### Problem:
Copy out the items below, switching every "Frequency" to "Count" and leaving everything else as it is. Omit the picture from your answer.

### Input data:
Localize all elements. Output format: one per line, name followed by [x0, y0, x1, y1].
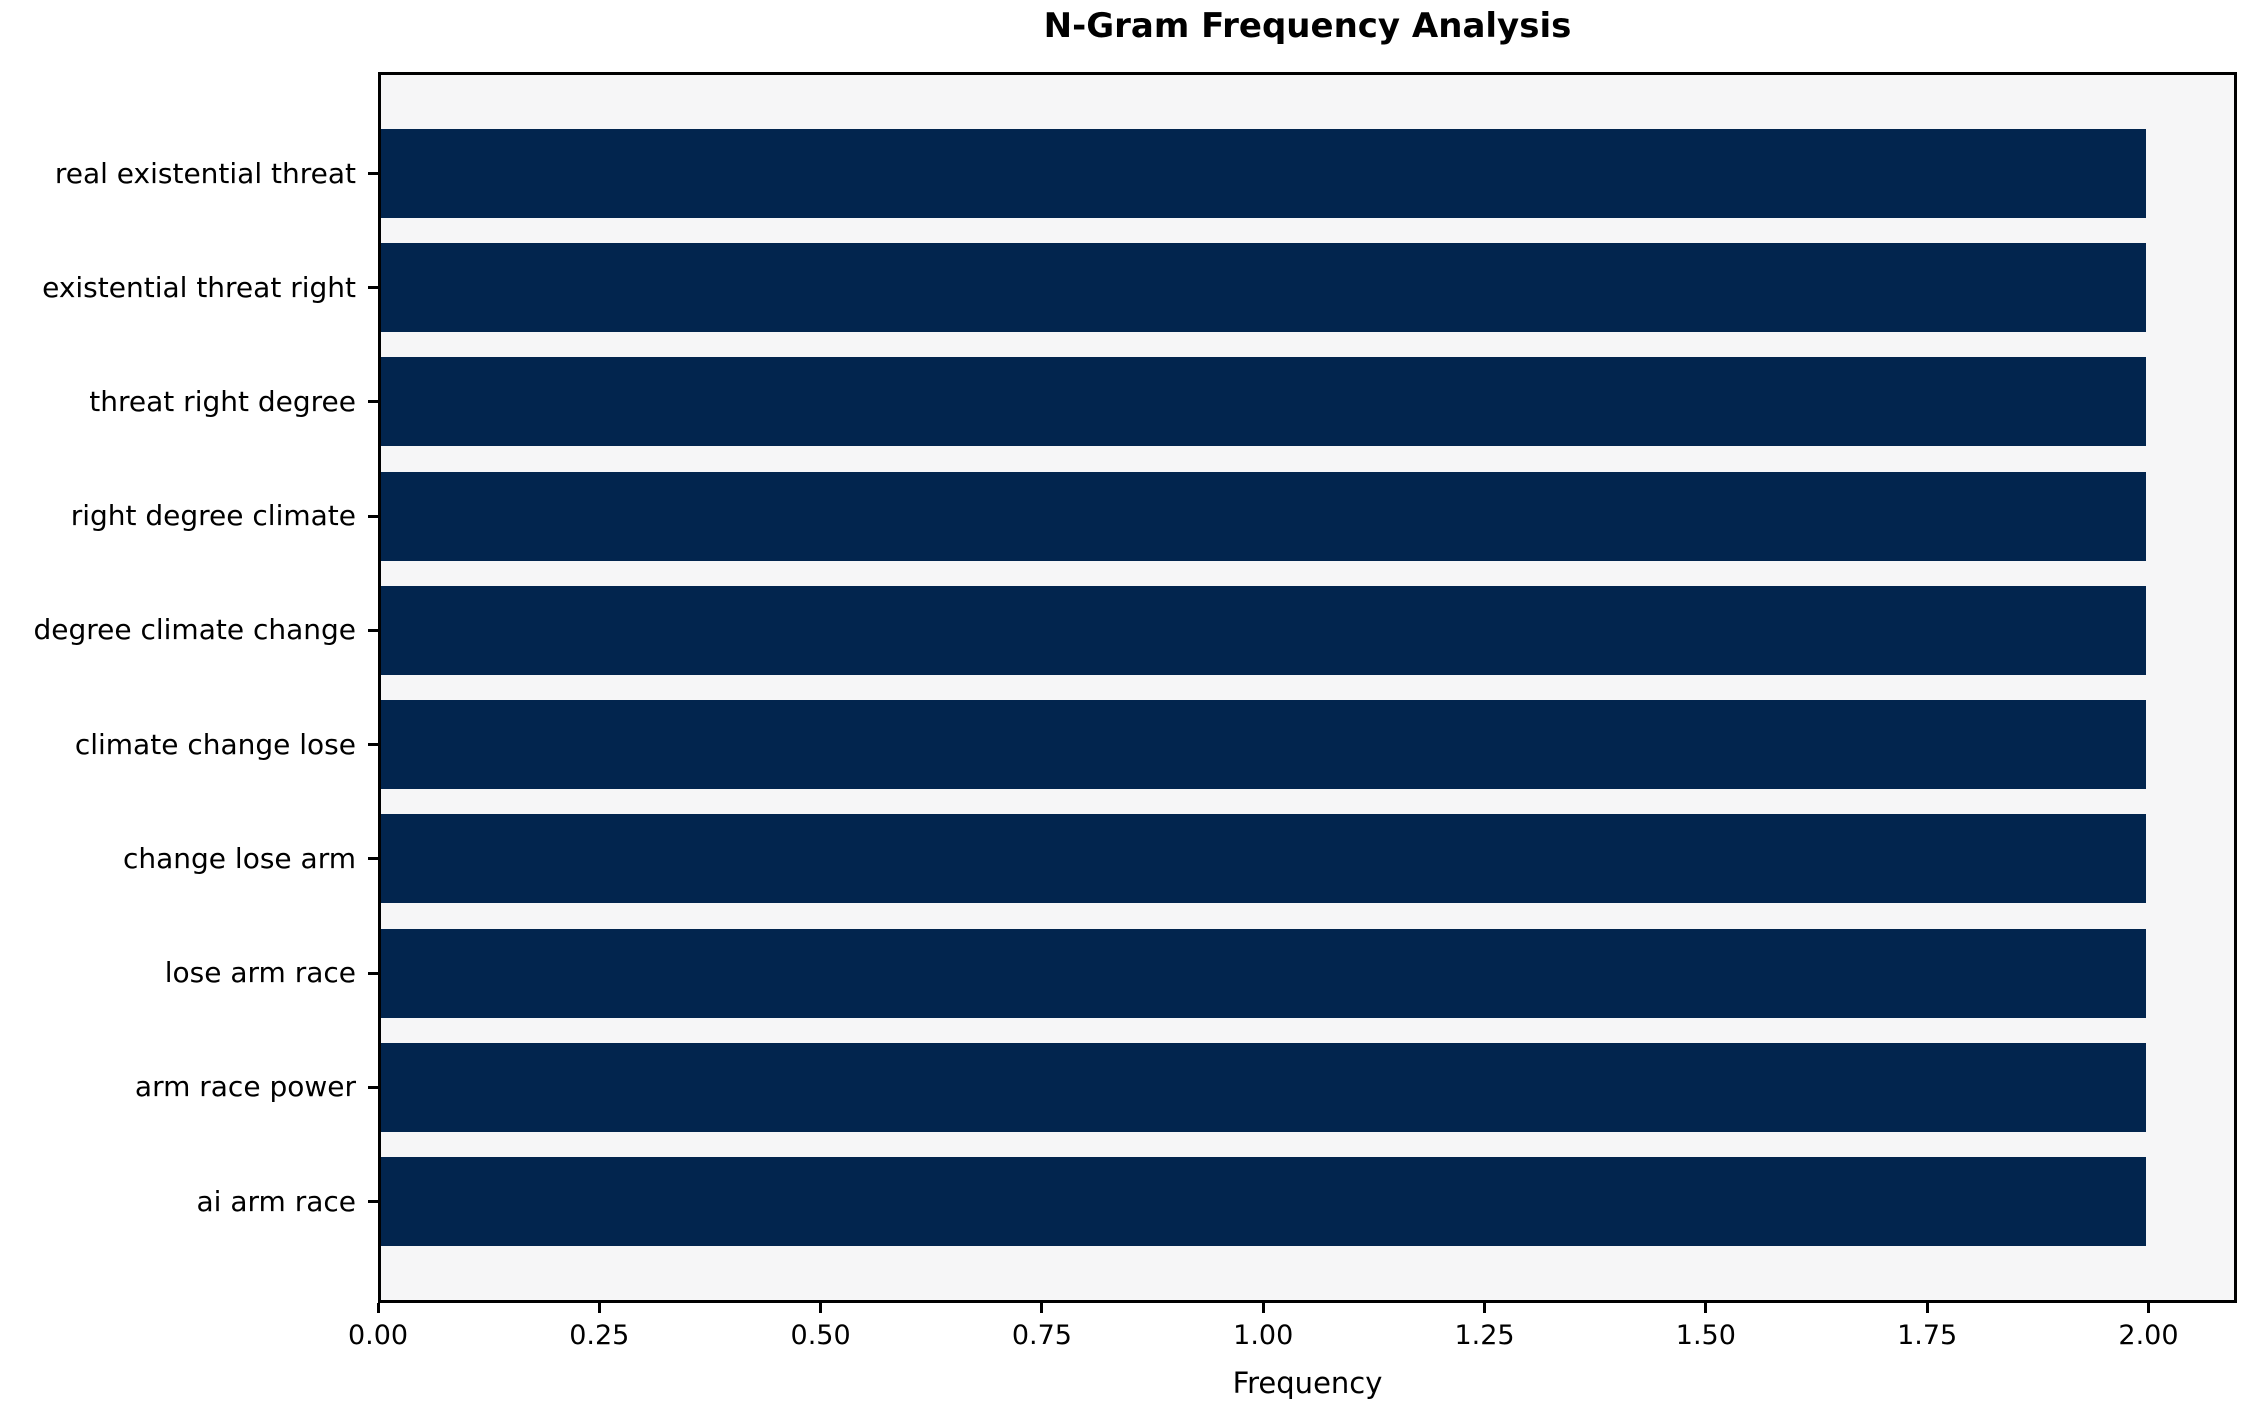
bar: [381, 585, 2146, 675]
x-tick-mark: [376, 1303, 380, 1313]
y-tick-mark: [368, 1200, 378, 1203]
y-tick-label: real existential threat: [54, 156, 356, 190]
x-tick-mark: [1925, 1303, 1929, 1313]
bar: [381, 1042, 2146, 1132]
y-tick-label: climate change lose: [74, 727, 356, 761]
plot-area: [378, 72, 2237, 1303]
x-tick-mark: [2146, 1303, 2150, 1313]
y-tick-label: threat right degree: [89, 384, 356, 418]
y-tick-label: right degree climate: [70, 499, 356, 533]
bar: [381, 928, 2146, 1018]
x-tick-mark: [1040, 1303, 1044, 1313]
y-tick-mark: [368, 743, 378, 747]
y-tick-label: existential threat right: [42, 270, 356, 304]
bar: [381, 129, 2146, 218]
y-tick-label: change lose arm: [122, 841, 356, 875]
y-tick-mark: [368, 857, 378, 861]
chart-title: N-Gram Frequency Analysis: [1043, 6, 1572, 46]
y-tick-label: degree climate change: [33, 613, 356, 647]
x-tick-label: 2.00: [2118, 1320, 2179, 1351]
x-tick-label: 0.75: [1011, 1320, 1072, 1351]
bar: [381, 357, 2146, 447]
x-tick-mark: [1483, 1303, 1487, 1313]
y-tick-label: arm race power: [134, 1070, 356, 1104]
x-tick-mark: [597, 1303, 601, 1313]
x-tick-label: 1.50: [1675, 1320, 1736, 1351]
x-tick-mark: [1704, 1303, 1708, 1313]
x-tick-label: 0.25: [569, 1320, 630, 1351]
bar: [381, 1157, 2146, 1246]
bar: [381, 243, 2146, 333]
y-tick-mark: [368, 628, 378, 632]
y-tick-mark: [368, 400, 378, 404]
bar: [381, 814, 2146, 904]
bar: [381, 471, 2146, 561]
x-tick-label: 1.75: [1897, 1320, 1958, 1351]
y-tick-label: ai arm race: [196, 1184, 356, 1218]
y-tick-label: lose arm race: [164, 956, 356, 990]
bar: [381, 700, 2146, 790]
y-tick-mark: [368, 1085, 378, 1089]
y-tick-mark: [368, 172, 378, 175]
y-tick-mark: [368, 514, 378, 518]
x-tick-mark: [819, 1303, 823, 1313]
x-tick-label: 1.25: [1454, 1320, 1515, 1351]
y-tick-mark: [368, 286, 378, 290]
x-tick-label: 1.00: [1233, 1320, 1294, 1351]
x-tick-label: 0.00: [347, 1320, 409, 1351]
x-tick-mark: [1261, 1303, 1265, 1313]
x-axis-label: Frequency: [1232, 1366, 1383, 1400]
x-tick-label: 0.50: [790, 1320, 851, 1351]
y-tick-mark: [368, 971, 378, 975]
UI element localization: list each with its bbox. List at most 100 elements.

### Answer below:
Localize all elements. Output format: one per line, name followed by [x0, y0, x1, y1].
bar: [381, 585, 2146, 675]
x-tick-mark: [376, 1303, 380, 1313]
y-tick-mark: [368, 1200, 378, 1203]
y-tick-label: real existential threat: [54, 156, 356, 190]
x-tick-mark: [1925, 1303, 1929, 1313]
bar: [381, 1042, 2146, 1132]
y-tick-label: climate change lose: [74, 727, 356, 761]
plot-area: [378, 72, 2237, 1303]
x-tick-mark: [2146, 1303, 2150, 1313]
y-tick-label: threat right degree: [89, 384, 356, 418]
y-tick-label: right degree climate: [70, 499, 356, 533]
bar: [381, 928, 2146, 1018]
x-tick-mark: [1040, 1303, 1044, 1313]
y-tick-mark: [368, 743, 378, 747]
y-tick-label: existential threat right: [42, 270, 356, 304]
bar: [381, 129, 2146, 218]
y-tick-label: change lose arm: [122, 841, 356, 875]
y-tick-mark: [368, 857, 378, 861]
chart-title: N-Gram Count Analysis: [1043, 6, 1572, 46]
y-tick-label: degree climate change: [33, 613, 356, 647]
x-tick-label: 2.00: [2118, 1320, 2179, 1351]
x-tick-label: 0.75: [1011, 1320, 1072, 1351]
bar: [381, 357, 2146, 447]
x-tick-mark: [1483, 1303, 1487, 1313]
y-tick-label: arm race power: [134, 1070, 356, 1104]
x-tick-mark: [597, 1303, 601, 1313]
x-tick-label: 1.50: [1675, 1320, 1736, 1351]
x-tick-mark: [1704, 1303, 1708, 1313]
x-tick-label: 0.25: [569, 1320, 630, 1351]
bar: [381, 1157, 2146, 1246]
bar: [381, 243, 2146, 333]
y-tick-mark: [368, 628, 378, 632]
y-tick-mark: [368, 400, 378, 404]
bar: [381, 814, 2146, 904]
bar: [381, 471, 2146, 561]
x-tick-label: 1.75: [1897, 1320, 1958, 1351]
y-tick-label: ai arm race: [196, 1184, 356, 1218]
y-tick-label: lose arm race: [164, 956, 356, 990]
bar: [381, 700, 2146, 790]
y-tick-mark: [368, 1085, 378, 1089]
y-tick-mark: [368, 172, 378, 175]
y-tick-mark: [368, 514, 378, 518]
x-tick-mark: [819, 1303, 823, 1313]
x-tick-label: 1.25: [1454, 1320, 1515, 1351]
y-tick-mark: [368, 286, 378, 290]
x-tick-label: 1.00: [1233, 1320, 1294, 1351]
x-tick-label: 0.00: [347, 1320, 409, 1351]
x-tick-mark: [1261, 1303, 1265, 1313]
x-axis-label: Count: [1232, 1366, 1383, 1400]
x-tick-label: 0.50: [790, 1320, 851, 1351]
y-tick-mark: [368, 971, 378, 975]
UI element localization: list each with its bbox. List at most 100 elements.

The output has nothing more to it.